RECORDS FOR PROCESSING »
- - - - - - -

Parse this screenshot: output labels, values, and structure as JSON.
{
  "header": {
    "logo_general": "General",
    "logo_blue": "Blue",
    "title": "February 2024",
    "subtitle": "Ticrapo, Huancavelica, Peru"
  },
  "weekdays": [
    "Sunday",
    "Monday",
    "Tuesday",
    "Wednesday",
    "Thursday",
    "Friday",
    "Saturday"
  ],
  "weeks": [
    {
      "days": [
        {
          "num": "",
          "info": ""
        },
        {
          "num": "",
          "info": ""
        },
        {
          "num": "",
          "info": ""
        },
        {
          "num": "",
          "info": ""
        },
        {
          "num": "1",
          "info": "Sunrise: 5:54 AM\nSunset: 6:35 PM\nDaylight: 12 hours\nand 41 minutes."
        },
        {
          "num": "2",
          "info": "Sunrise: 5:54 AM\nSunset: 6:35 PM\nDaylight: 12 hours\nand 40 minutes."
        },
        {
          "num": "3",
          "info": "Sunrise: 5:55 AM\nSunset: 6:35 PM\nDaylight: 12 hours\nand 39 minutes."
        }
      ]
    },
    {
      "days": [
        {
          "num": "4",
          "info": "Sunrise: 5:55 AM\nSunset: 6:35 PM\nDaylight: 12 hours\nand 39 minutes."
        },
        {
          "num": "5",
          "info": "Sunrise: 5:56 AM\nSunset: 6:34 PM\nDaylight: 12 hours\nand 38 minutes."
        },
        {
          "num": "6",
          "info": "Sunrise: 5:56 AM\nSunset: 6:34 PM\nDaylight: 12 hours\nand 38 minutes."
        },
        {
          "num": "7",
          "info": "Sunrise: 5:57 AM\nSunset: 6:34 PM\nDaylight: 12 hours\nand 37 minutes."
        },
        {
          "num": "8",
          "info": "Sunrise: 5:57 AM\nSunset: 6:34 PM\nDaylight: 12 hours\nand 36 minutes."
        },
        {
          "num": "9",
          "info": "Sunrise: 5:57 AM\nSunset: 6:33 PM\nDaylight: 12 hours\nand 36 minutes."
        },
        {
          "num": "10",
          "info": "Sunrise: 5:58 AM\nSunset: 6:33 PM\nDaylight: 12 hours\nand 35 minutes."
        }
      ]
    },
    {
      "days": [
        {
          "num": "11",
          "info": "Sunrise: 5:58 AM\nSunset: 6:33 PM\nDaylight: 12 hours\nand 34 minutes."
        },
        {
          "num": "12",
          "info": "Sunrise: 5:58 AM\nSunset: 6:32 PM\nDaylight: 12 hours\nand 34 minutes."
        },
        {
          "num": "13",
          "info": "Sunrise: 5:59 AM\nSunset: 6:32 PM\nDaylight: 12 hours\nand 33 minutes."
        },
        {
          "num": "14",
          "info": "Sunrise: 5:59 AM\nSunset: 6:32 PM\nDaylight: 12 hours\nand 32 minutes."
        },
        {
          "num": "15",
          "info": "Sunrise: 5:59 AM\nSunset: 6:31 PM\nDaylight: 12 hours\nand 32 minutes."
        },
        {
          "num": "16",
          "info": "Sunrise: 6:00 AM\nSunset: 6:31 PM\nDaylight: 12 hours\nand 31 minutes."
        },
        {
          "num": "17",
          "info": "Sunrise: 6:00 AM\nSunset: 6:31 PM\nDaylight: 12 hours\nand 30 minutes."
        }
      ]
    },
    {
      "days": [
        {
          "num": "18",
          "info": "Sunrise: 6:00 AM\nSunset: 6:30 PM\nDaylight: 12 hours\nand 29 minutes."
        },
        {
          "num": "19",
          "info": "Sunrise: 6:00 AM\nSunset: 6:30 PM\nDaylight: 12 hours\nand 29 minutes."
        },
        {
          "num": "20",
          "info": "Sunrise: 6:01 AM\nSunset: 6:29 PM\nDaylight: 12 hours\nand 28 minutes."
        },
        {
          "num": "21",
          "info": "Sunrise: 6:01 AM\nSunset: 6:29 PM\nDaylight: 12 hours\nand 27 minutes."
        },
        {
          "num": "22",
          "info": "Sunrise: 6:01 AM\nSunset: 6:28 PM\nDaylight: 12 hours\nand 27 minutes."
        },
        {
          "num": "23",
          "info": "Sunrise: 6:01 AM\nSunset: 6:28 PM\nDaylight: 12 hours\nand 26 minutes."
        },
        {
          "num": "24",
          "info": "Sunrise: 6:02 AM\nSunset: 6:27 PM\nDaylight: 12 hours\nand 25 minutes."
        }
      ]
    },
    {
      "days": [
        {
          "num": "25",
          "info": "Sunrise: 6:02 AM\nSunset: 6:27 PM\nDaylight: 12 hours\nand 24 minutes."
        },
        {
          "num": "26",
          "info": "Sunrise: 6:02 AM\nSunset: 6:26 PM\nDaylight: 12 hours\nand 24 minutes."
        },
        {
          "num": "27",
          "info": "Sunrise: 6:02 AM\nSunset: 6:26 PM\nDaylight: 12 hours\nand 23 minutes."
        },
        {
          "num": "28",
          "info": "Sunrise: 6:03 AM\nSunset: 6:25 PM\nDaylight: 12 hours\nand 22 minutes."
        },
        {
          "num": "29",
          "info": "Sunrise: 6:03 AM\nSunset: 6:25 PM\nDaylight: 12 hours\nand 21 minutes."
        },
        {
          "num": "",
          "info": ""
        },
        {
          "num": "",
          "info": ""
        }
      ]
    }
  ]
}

- - - - - - -

TASK OBJECTIVE » Retype the listing. Match it exactly.

WRITTEN REPLY »
Parse this screenshot: output labels, values, and structure as JSON.
{
  "header": {
    "logo_general": "General",
    "logo_blue": "Blue",
    "title": "February 2024",
    "subtitle": "Ticrapo, Huancavelica, Peru"
  },
  "weekdays": [
    "Sunday",
    "Monday",
    "Tuesday",
    "Wednesday",
    "Thursday",
    "Friday",
    "Saturday"
  ],
  "weeks": [
    {
      "days": [
        {
          "num": "",
          "info": ""
        },
        {
          "num": "",
          "info": ""
        },
        {
          "num": "",
          "info": ""
        },
        {
          "num": "",
          "info": ""
        },
        {
          "num": "1",
          "info": "Sunrise: 5:54 AM\nSunset: 6:35 PM\nDaylight: 12 hours\nand 41 minutes."
        },
        {
          "num": "2",
          "info": "Sunrise: 5:54 AM\nSunset: 6:35 PM\nDaylight: 12 hours\nand 40 minutes."
        },
        {
          "num": "3",
          "info": "Sunrise: 5:55 AM\nSunset: 6:35 PM\nDaylight: 12 hours\nand 39 minutes."
        }
      ]
    },
    {
      "days": [
        {
          "num": "4",
          "info": "Sunrise: 5:55 AM\nSunset: 6:35 PM\nDaylight: 12 hours\nand 39 minutes."
        },
        {
          "num": "5",
          "info": "Sunrise: 5:56 AM\nSunset: 6:34 PM\nDaylight: 12 hours\nand 38 minutes."
        },
        {
          "num": "6",
          "info": "Sunrise: 5:56 AM\nSunset: 6:34 PM\nDaylight: 12 hours\nand 38 minutes."
        },
        {
          "num": "7",
          "info": "Sunrise: 5:57 AM\nSunset: 6:34 PM\nDaylight: 12 hours\nand 37 minutes."
        },
        {
          "num": "8",
          "info": "Sunrise: 5:57 AM\nSunset: 6:34 PM\nDaylight: 12 hours\nand 36 minutes."
        },
        {
          "num": "9",
          "info": "Sunrise: 5:57 AM\nSunset: 6:33 PM\nDaylight: 12 hours\nand 36 minutes."
        },
        {
          "num": "10",
          "info": "Sunrise: 5:58 AM\nSunset: 6:33 PM\nDaylight: 12 hours\nand 35 minutes."
        }
      ]
    },
    {
      "days": [
        {
          "num": "11",
          "info": "Sunrise: 5:58 AM\nSunset: 6:33 PM\nDaylight: 12 hours\nand 34 minutes."
        },
        {
          "num": "12",
          "info": "Sunrise: 5:58 AM\nSunset: 6:32 PM\nDaylight: 12 hours\nand 34 minutes."
        },
        {
          "num": "13",
          "info": "Sunrise: 5:59 AM\nSunset: 6:32 PM\nDaylight: 12 hours\nand 33 minutes."
        },
        {
          "num": "14",
          "info": "Sunrise: 5:59 AM\nSunset: 6:32 PM\nDaylight: 12 hours\nand 32 minutes."
        },
        {
          "num": "15",
          "info": "Sunrise: 5:59 AM\nSunset: 6:31 PM\nDaylight: 12 hours\nand 32 minutes."
        },
        {
          "num": "16",
          "info": "Sunrise: 6:00 AM\nSunset: 6:31 PM\nDaylight: 12 hours\nand 31 minutes."
        },
        {
          "num": "17",
          "info": "Sunrise: 6:00 AM\nSunset: 6:31 PM\nDaylight: 12 hours\nand 30 minutes."
        }
      ]
    },
    {
      "days": [
        {
          "num": "18",
          "info": "Sunrise: 6:00 AM\nSunset: 6:30 PM\nDaylight: 12 hours\nand 29 minutes."
        },
        {
          "num": "19",
          "info": "Sunrise: 6:00 AM\nSunset: 6:30 PM\nDaylight: 12 hours\nand 29 minutes."
        },
        {
          "num": "20",
          "info": "Sunrise: 6:01 AM\nSunset: 6:29 PM\nDaylight: 12 hours\nand 28 minutes."
        },
        {
          "num": "21",
          "info": "Sunrise: 6:01 AM\nSunset: 6:29 PM\nDaylight: 12 hours\nand 27 minutes."
        },
        {
          "num": "22",
          "info": "Sunrise: 6:01 AM\nSunset: 6:28 PM\nDaylight: 12 hours\nand 27 minutes."
        },
        {
          "num": "23",
          "info": "Sunrise: 6:01 AM\nSunset: 6:28 PM\nDaylight: 12 hours\nand 26 minutes."
        },
        {
          "num": "24",
          "info": "Sunrise: 6:02 AM\nSunset: 6:27 PM\nDaylight: 12 hours\nand 25 minutes."
        }
      ]
    },
    {
      "days": [
        {
          "num": "25",
          "info": "Sunrise: 6:02 AM\nSunset: 6:27 PM\nDaylight: 12 hours\nand 24 minutes."
        },
        {
          "num": "26",
          "info": "Sunrise: 6:02 AM\nSunset: 6:26 PM\nDaylight: 12 hours\nand 24 minutes."
        },
        {
          "num": "27",
          "info": "Sunrise: 6:02 AM\nSunset: 6:26 PM\nDaylight: 12 hours\nand 23 minutes."
        },
        {
          "num": "28",
          "info": "Sunrise: 6:03 AM\nSunset: 6:25 PM\nDaylight: 12 hours\nand 22 minutes."
        },
        {
          "num": "29",
          "info": "Sunrise: 6:03 AM\nSunset: 6:25 PM\nDaylight: 12 hours\nand 21 minutes."
        },
        {
          "num": "",
          "info": ""
        },
        {
          "num": "",
          "info": ""
        }
      ]
    }
  ]
}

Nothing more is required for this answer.